Daily reflections of the Readings and Prayers of the Holy Sacrifice of the Mass and, Teachings of the Early Church Fathers.


Friday 2 June, 2023

Job 12:13, 14; 23:13

With God is all Wisdom and Power;
in Him are Counsel and Understanding.
– When He destroys, there is no rebuilding;
if He imprisons a man,
no one can release him.

Once He has decided,
no one can change His mind;
whatever He determines, He does.
– When He destroys, there is no rebuilding;
if He imprisons a man,
no one can release him.

Friday of the Eighth Week in Ordinary Time

Whit Friday (Ember Friday of Pentecost) (Traditional)

First Friday of the Month

Saints Marcellinus and Peter, Martyrs

SS. Tiburtius, Valerian and Maximus, Martyrs and Erasmus, Bishop, Martyr (Traditional)

WHIT FRIDAY (EMBER FRIDAY OF PENTECOST)

Gospel Reading: Lk 5:17-26

The stational Mass was at one time placed at Saints John and Paul, but in the earlier days was held where the Roman Missal now assigns it, at the 12 Holy Apostles.
The spirit in which the Church solemnizes Her feasts is one of intense spiritual joy. The Introit today contains, as it were, the summary of a great ascetic treatise on Christian Joy: “My lips shall rejoice when I shall sing to Thee, alleluia, alleluia”; this is the inward consequence of this prayer of love.
In the Postcommunion we pray that the Sacred Mysteries of the altar, which we have just celebrated in obedience to our LORD’s command, may become a remedy which shall strengthen our weakness in the hard trials that beset us.

“Here is this Heart that has loved men so much and instead, receives nothing but ingratitude, irreverence and contempt, in this Sacrament of Love”.

SAINTS MARCELLINUS AND PETER , MARTYRS

PETER, an exorcist, arrested during the brutal persecution, was cast into prison at Rome, under the emperor Diocletian, by the judge Serenus, in the first years of the 4th century,for confessing the Christian Faith. There he set free Paulina, the daughter of Artemius, the keeper of the prison, from an evil spirit which tormented her. Upon this, Artemius and his wife and all their house, with their neighbours who had run together to see the strange thing, were converted to Jesus Christ. Peter therefore brought them to MARCELLINUS the priest, who baptized them all. When Serenus heard of it, he called Peter and Marcellinus before him, and sharply rebuked them, adding to his bitter words threats and terrors, unless they would deny Christ. Marcellinus answered him with Christian boldness, whereupon he caused him to be buffeted, separated him from Peter, and shut him up naked, in a prison strewn with broken glass, without either food or light. Peter also he confined. But when both of them were found to increase in Faith and courage in their bonds, they were beheaded, and were secretly executed in the Silva Nigra (Black Woods).  They remained unshaken in their testimony, confessing Jesus Christ gloriously by their blood. A church was erected at the site in the 4th century.

SAINTS TIBURTIUS, VALERIAN, AND MAXIMUS, MARTYRS AND ERASMUS, BISHOP, MARTYR

Sts. Tiburtius, Valerian, Maximus and Erasmus, pray for us!

The holy Martyrs, Tiburtiius and his Companions were martyred at Rome in 229 A.D. The Bishop Erasmus was martyred in 303 A.D.

From the Moral Reflections on Job by Saint Gregory the Great, Pope
(Lib. 10, 47-48; PL 75, 946-947)

### [Available data]
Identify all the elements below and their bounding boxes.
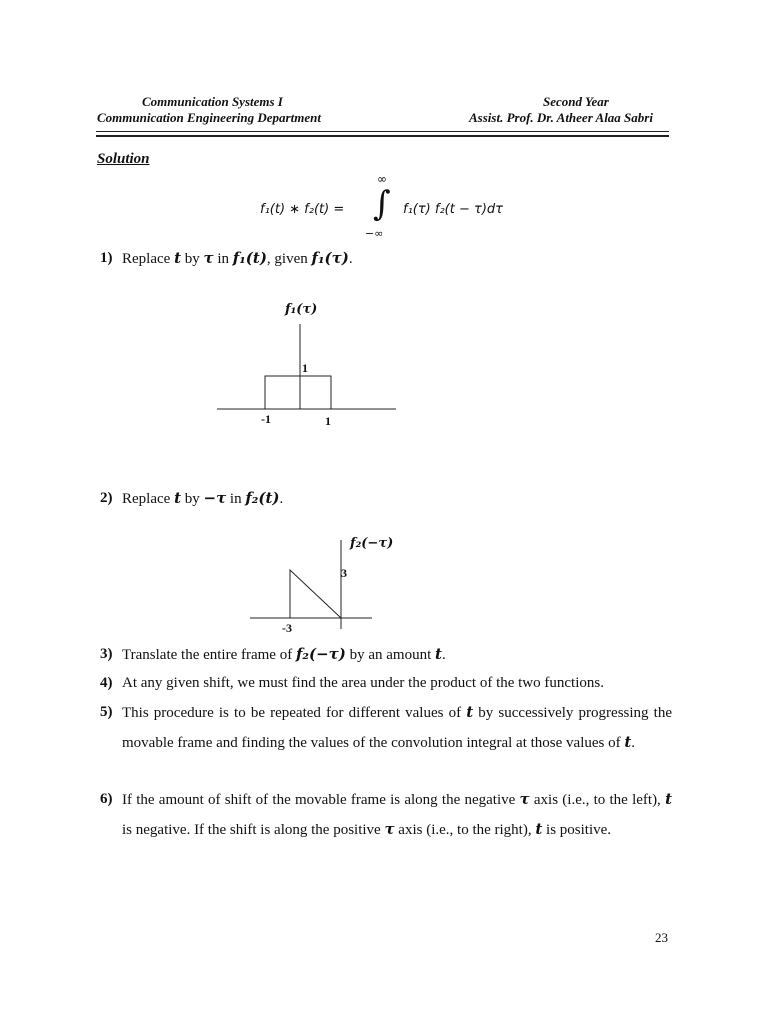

### [Challenge]
Extend the daily Mass reflection for Friday 2 June, 2023, picking up right after its last line, the source note for Saint Gregory the Great's Moral Reflections on Job.

### [Result below]
The Interior Witness

Whoever is mocked by his friend, as I am, shall call upon God, and He shall hear him. A weak-minded person is frequently diverted toward pursuing exterior happiness when the breath of popular favour accompanies his good actions. So he gives up his own personal choices, preferring to remain at the mercy of whatever he hears from others. Thus, he rejoices not so much to become but to be called blessed. Eager for praise, he gives up what he had begun to be; and so he is severed from God by the very means by which he appeared to be commendable in God.

But sometimes a soul firmly strives for righteousness and yet is beset by men’s ridicule. He does what is admirable but he gets only mockery. He might have gone out of himself because of man’s praise; he returns to himself when repelled by their abuse. Finding no resting-place without, he cleaves more intensely to God within. All his Hope is fixed on his Creator, and amid all the ridicule and abuse he invokes his interior witness alone. One who is afflicted in this way grows closer to God the more he turns away from human popularity. He straightway pours himself out in prayer, and, pressured from without, he is refined with a more perfect purity to penetrate what is within.

In this context, the words apply: Whoever is mocked by his friend, as I am, shall call upon God, and He shall hear him. For while the wicked reproach the just, they show them whom they should look to as the witness of their actions. Thus afflicted, the soul strengthens itself by Prayer; it is united within to one who listens from on High precisely because it is cut off externally from the praise of men. Again, we should note how appropriately the words, are inserted, as I am. There are some people who are both oppressed by human mockery and are yet deprived of God’s favourable hearing. For when the mockery is done to a man’s own sin, it obviously does not produce the merit that is due to virtue.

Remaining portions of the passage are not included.